DATASET ENTRIES

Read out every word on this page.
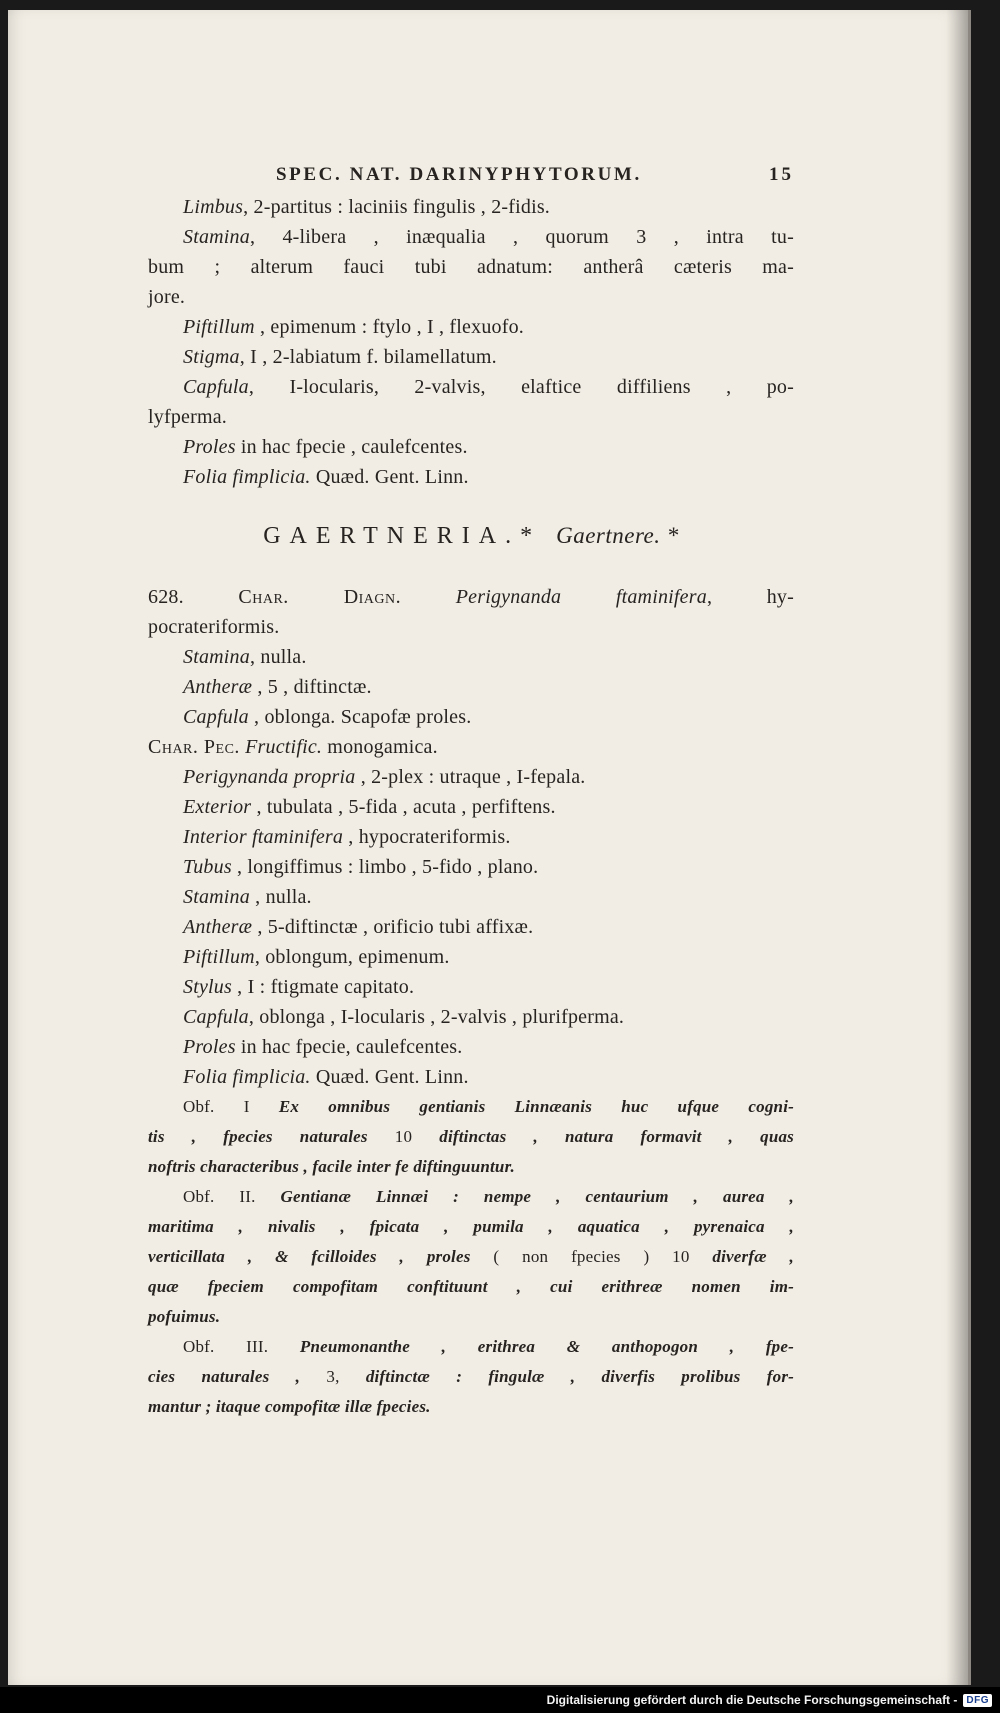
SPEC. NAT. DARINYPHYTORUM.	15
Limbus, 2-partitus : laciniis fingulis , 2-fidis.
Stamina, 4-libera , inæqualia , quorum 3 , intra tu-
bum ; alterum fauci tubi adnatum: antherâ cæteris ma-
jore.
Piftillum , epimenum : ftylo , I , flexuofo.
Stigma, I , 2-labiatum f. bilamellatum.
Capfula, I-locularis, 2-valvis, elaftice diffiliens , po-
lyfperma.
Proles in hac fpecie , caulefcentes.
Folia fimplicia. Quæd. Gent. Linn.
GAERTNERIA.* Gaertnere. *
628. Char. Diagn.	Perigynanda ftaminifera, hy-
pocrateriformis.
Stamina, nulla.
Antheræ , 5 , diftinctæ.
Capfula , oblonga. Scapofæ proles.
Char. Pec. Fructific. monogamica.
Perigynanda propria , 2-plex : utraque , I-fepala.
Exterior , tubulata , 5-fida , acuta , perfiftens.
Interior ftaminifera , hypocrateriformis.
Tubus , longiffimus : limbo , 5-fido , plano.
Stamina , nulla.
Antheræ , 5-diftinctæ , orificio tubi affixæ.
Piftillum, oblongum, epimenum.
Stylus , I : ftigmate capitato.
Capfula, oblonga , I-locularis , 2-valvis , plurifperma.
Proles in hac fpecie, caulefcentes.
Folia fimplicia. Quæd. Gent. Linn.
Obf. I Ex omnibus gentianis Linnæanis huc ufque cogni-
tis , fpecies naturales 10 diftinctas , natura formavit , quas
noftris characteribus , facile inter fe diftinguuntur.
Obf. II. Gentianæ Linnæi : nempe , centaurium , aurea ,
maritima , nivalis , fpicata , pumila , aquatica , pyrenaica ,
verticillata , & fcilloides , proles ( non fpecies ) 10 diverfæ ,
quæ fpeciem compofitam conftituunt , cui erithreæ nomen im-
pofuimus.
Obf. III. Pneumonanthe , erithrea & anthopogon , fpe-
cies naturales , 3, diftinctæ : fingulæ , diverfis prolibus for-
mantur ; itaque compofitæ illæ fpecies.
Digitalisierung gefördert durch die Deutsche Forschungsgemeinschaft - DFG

EXERCISE REQUIREMENTS
Quote everything in the listing above exactly; pictures are the only thing to omit.

THE SOLUTION
Read out every word on this page.
SPEC. NAT. DARINYPHYTORUM.	15
Limbus, 2-partitus : laciniis fingulis , 2-fidis.
Stamina, 4-libera , inæqualia , quorum 3 , intra tu-
bum ; alterum fauci tubi adnatum: antherâ cæteris ma-
jore.
Piftillum , epimenum : ftylo , I , flexuofo.
Stigma, I , 2-labiatum f. bilamellatum.
Capfula, I-locularis, 2-valvis, elaftice diffiliens , po-
lyfperma.
Proles in hac fpecie , caulefcentes.
Folia fimplicia. Quæd. Gent. Linn.
GAERTNERIA.* Gaertnere. *
628. Char. Diagn.	Perigynanda ftaminifera, hy-
pocrateriformis.
Stamina, nulla.
Antheræ , 5 , diftinctæ.
Capfula , oblonga. Scapofæ proles.
Char. Pec. Fructific. monogamica.
Perigynanda propria , 2-plex : utraque , I-fepala.
Exterior , tubulata , 5-fida , acuta , perfiftens.
Interior ftaminifera , hypocrateriformis.
Tubus , longiffimus : limbo , 5-fido , plano.
Stamina , nulla.
Antheræ , 5-diftinctæ , orificio tubi affixæ.
Piftillum, oblongum, epimenum.
Stylus , I : ftigmate capitato.
Capfula, oblonga , I-locularis , 2-valvis , plurifperma.
Proles in hac fpecie, caulefcentes.
Folia fimplicia. Quæd. Gent. Linn.
Obf. I Ex omnibus gentianis Linnæanis huc ufque cogni-
tis , fpecies naturales 10 diftinctas , natura formavit , quas
noftris characteribus , facile inter fe diftinguuntur.
Obf. II. Gentianæ Linnæi : nempe , centaurium , aurea ,
maritima , nivalis , fpicata , pumila , aquatica , pyrenaica ,
verticillata , & fcilloides , proles ( non fpecies ) 10 diverfæ ,
quæ fpeciem compofitam conftituunt , cui erithreæ nomen im-
pofuimus.
Obf. III. Pneumonanthe , erithrea & anthopogon , fpe-
cies naturales , 3, diftinctæ : fingulæ , diverfis prolibus for-
mantur ; itaque compofitæ illæ fpecies.
Digitalisierung gefördert durch die Deutsche Forschungsgemeinschaft - DFG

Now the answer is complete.